▶ **Directions for this task**: Copy each line of the entries that contains the word "name".

[START OF Entries provided]

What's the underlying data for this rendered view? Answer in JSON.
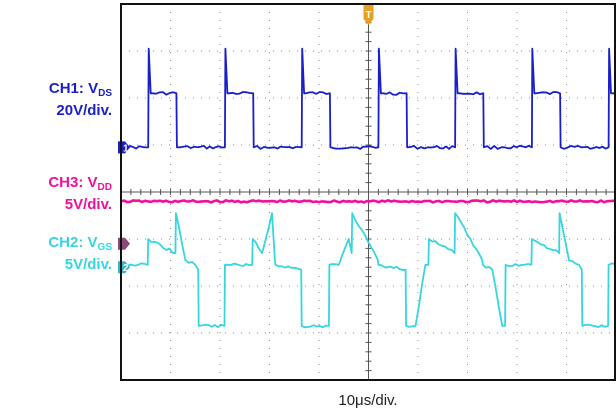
{
  "channels": {
    "ch1": {
      "name": "CH1:",
      "symbol": "V",
      "sub": "DS",
      "scale": "20V/div.",
      "color": "#1a1fc8"
    },
    "ch3": {
      "name": "CH3:",
      "symbol": "V",
      "sub": "DD",
      "scale": "5V/div.",
      "color": "#f0109a"
    },
    "ch2": {
      "name": "CH2:",
      "symbol": "V",
      "sub": "GS",
      "scale": "5V/div.",
      "color": "#35d6e0"
    }
  },
  "markers": {
    "ch1": "1",
    "ch2": "2",
    "trigger": "T"
  },
  "timebase": "10μs/div.",
  "chart_data": {
    "type": "line",
    "grid": true,
    "x_unit": "div",
    "xlim": [
      0,
      10
    ],
    "ylim": [
      -4,
      4
    ],
    "y_unit": "div",
    "period_div": 1.55,
    "series": [
      {
        "name": "CH1: VDS",
        "color": "#1a1fc8",
        "x": [
          0,
          0.55,
          0.56,
          0.6,
          0.64,
          1.12,
          1.13,
          1.55,
          2.1,
          2.11,
          2.15,
          2.19,
          2.67,
          2.68,
          3.1,
          3.65,
          3.66,
          3.7,
          3.74,
          4.22,
          4.23,
          4.65,
          5.2,
          5.21,
          5.25,
          5.29,
          5.77,
          5.78,
          6.2,
          6.75,
          6.76,
          6.8,
          6.84,
          7.32,
          7.33,
          7.75,
          8.3,
          8.31,
          8.35,
          8.39,
          8.87,
          8.88,
          9.3,
          9.85,
          9.86,
          9.9,
          9.94,
          10
        ],
        "y": [
          0.95,
          0.95,
          3.05,
          2.1,
          2.1,
          2.1,
          0.95,
          0.95,
          0.95,
          3.05,
          2.1,
          2.1,
          2.1,
          0.95,
          0.95,
          0.95,
          3.05,
          2.1,
          2.1,
          2.1,
          0.95,
          0.95,
          0.95,
          3.05,
          2.1,
          2.1,
          2.1,
          0.95,
          0.95,
          0.95,
          3.05,
          2.1,
          2.1,
          2.1,
          0.95,
          0.95,
          0.95,
          3.05,
          2.1,
          2.1,
          2.1,
          0.95,
          0.95,
          0.95,
          3.05,
          2.1,
          2.1,
          2.1
        ]
      },
      {
        "name": "CH3: VDD",
        "color": "#f0109a",
        "x": [
          0,
          10
        ],
        "y": [
          -0.2,
          -0.2
        ]
      },
      {
        "name": "CH2: VGS",
        "color": "#35d6e0",
        "x": [
          0,
          0.54,
          0.55,
          1.1,
          1.11,
          1.3,
          1.5,
          1.56,
          1.57,
          2.09,
          2.1,
          2.65,
          2.66,
          2.85,
          3.05,
          3.11,
          3.12,
          3.64,
          3.65,
          4.2,
          4.21,
          4.4,
          4.6,
          4.66,
          4.67,
          5.19,
          5.2,
          5.75,
          5.76,
          5.95,
          6.15,
          6.21,
          6.22,
          6.74,
          6.75,
          7.3,
          7.31,
          7.5,
          7.7,
          7.76,
          7.77,
          8.29,
          8.3,
          8.85,
          8.86,
          9.05,
          9.25,
          9.31,
          9.32,
          9.84,
          9.85,
          10
        ],
        "y": [
          -1.55,
          -1.55,
          -1.0,
          -1.3,
          -0.45,
          -1.45,
          -1.55,
          -1.65,
          -2.85,
          -2.85,
          -1.55,
          -1.55,
          -1.0,
          -1.3,
          -0.45,
          -1.45,
          -1.55,
          -1.65,
          -2.85,
          -2.85,
          -1.55,
          -1.55,
          -1.0,
          -1.3,
          -0.45,
          -1.45,
          -1.55,
          -1.65,
          -2.85,
          -2.85,
          -1.55,
          -1.55,
          -1.0,
          -1.3,
          -0.45,
          -1.45,
          -1.55,
          -1.65,
          -2.85,
          -2.85,
          -1.55,
          -1.55,
          -1.0,
          -1.3,
          -0.45,
          -1.45,
          -1.55,
          -1.65,
          -2.85,
          -2.85,
          -1.55,
          -1.55
        ]
      }
    ]
  }
}
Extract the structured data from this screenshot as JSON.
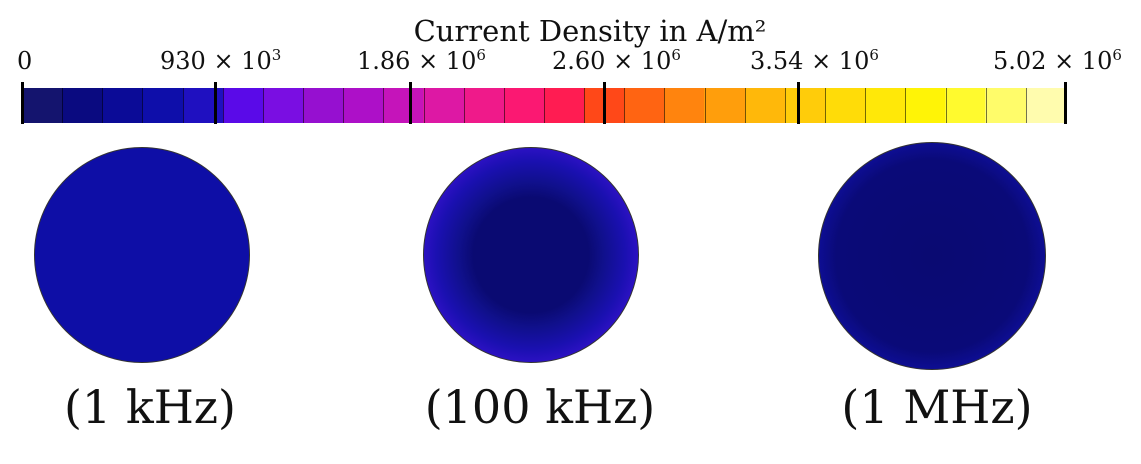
{
  "colorbar": {
    "title": "Current Density in A/m²",
    "tick_labels": [
      {
        "mantissa": "0",
        "exponent": ""
      },
      {
        "mantissa": "930 × 10",
        "exponent": "3"
      },
      {
        "mantissa": "1.86 × 10",
        "exponent": "6"
      },
      {
        "mantissa": "2.60 × 10",
        "exponent": "6"
      },
      {
        "mantissa": "3.54 × 10",
        "exponent": "6"
      },
      {
        "mantissa": "5.02 × 10",
        "exponent": "6"
      }
    ],
    "colors": [
      "#14146e",
      "#0a0a80",
      "#0b0b97",
      "#0e0eaa",
      "#1f10c0",
      "#5a0ae8",
      "#7a0ee2",
      "#9610d0",
      "#ad10c8",
      "#c514ba",
      "#dd18a4",
      "#ef1a8a",
      "#fb1872",
      "#ff1c52",
      "#ff4818",
      "#ff6412",
      "#ff840e",
      "#ff9e0c",
      "#ffb80a",
      "#ffcc0a",
      "#ffdc08",
      "#ffe808",
      "#fff406",
      "#fffa2e",
      "#fffc6a",
      "#fffcae"
    ]
  },
  "panels": [
    {
      "label": "(1 kHz)",
      "fill": "#0e0ea6"
    },
    {
      "label": "(100 kHz)",
      "fill": "radial-gradient(circle, #0a0a72 0%, #0a0a72 38%, #10108c 48%, #1a10b0 62%, #3a12d2 78%, #6a10e6 90%, #9012d6 100%)"
    },
    {
      "label": "(1 MHz)",
      "fill": "radial-gradient(circle, #0a0a72 0%, #0a0a78 60%, #0e0e96 72%, #2a10c4 80%, #8a10cc 85%, #e0186a 88.5%, #ff7010 92%, #ffb80a 94.5%, #fff020 97%, #fffa60 99%, #ffffa8 100%)"
    }
  ]
}
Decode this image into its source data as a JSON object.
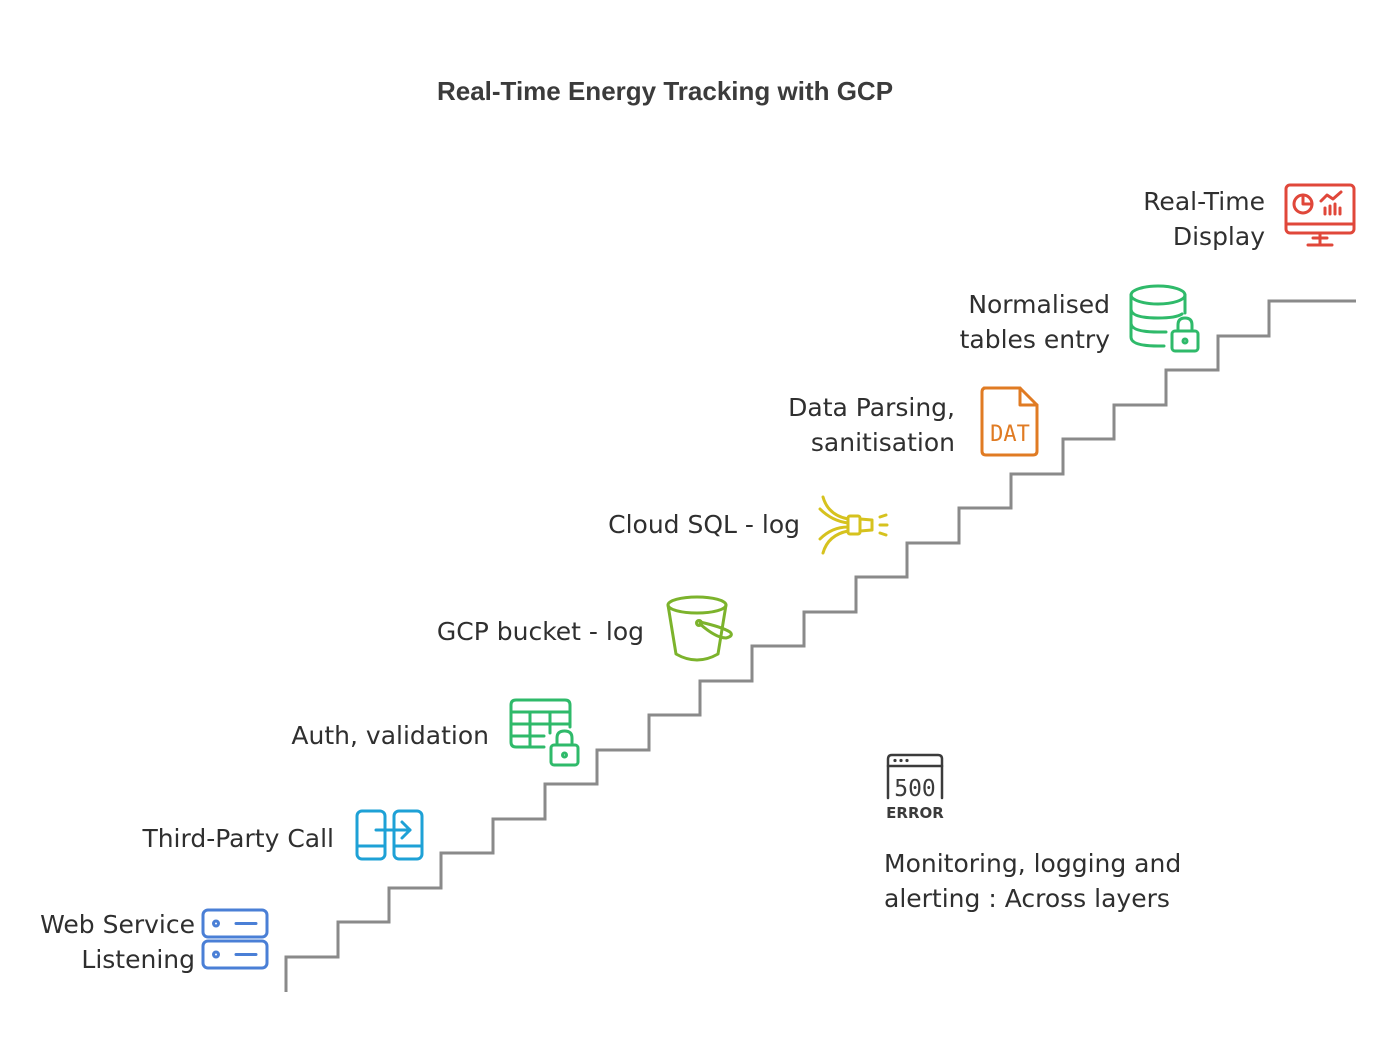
{
  "title": "Real-Time Energy Tracking with GCP",
  "steps": [
    {
      "label": "Web Service Listening",
      "lines": [
        "Web Service",
        "Listening"
      ],
      "icon": "server-icon",
      "color": "#4a7fd6"
    },
    {
      "label": "Third-Party Call",
      "lines": [
        "Third-Party Call"
      ],
      "icon": "api-call-icon",
      "color": "#1ea1d6"
    },
    {
      "label": "Auth, validation",
      "lines": [
        "Auth, validation"
      ],
      "icon": "secure-table-icon",
      "color": "#2fba6a"
    },
    {
      "label": "GCP bucket - log",
      "lines": [
        "GCP bucket - log"
      ],
      "icon": "bucket-icon",
      "color": "#7cb32c"
    },
    {
      "label": "Cloud SQL - log",
      "lines": [
        "Cloud SQL - log"
      ],
      "icon": "connector-icon",
      "color": "#d6c21e"
    },
    {
      "label": "Data Parsing, sanitisation",
      "lines": [
        "Data Parsing,",
        "sanitisation"
      ],
      "icon": "dat-file-icon",
      "color": "#e07b23",
      "icon_text": "DAT"
    },
    {
      "label": "Normalised tables entry",
      "lines": [
        "Normalised",
        "tables entry"
      ],
      "icon": "database-lock-icon",
      "color": "#2fba6a"
    },
    {
      "label": "Real-Time Display",
      "lines": [
        "Real-Time",
        "Display"
      ],
      "icon": "monitor-dashboard-icon",
      "color": "#e0473a"
    }
  ],
  "monitoring": {
    "lines": [
      "Monitoring, logging and",
      "alerting : Across layers"
    ],
    "icon": "error-500-icon",
    "icon_code": "500",
    "icon_word": "ERROR",
    "color": "#3b3b3b"
  },
  "stair_color": "#8a8a8a"
}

[END OF Entries provided]

▶ **Answer to this problem**:
      "name": "CH1:",
      "name": "CH3:",
      "name": "CH2:",
        "name": "CH1: VDS",
        "name": "CH3: VDD",
        "name": "CH2: VGS",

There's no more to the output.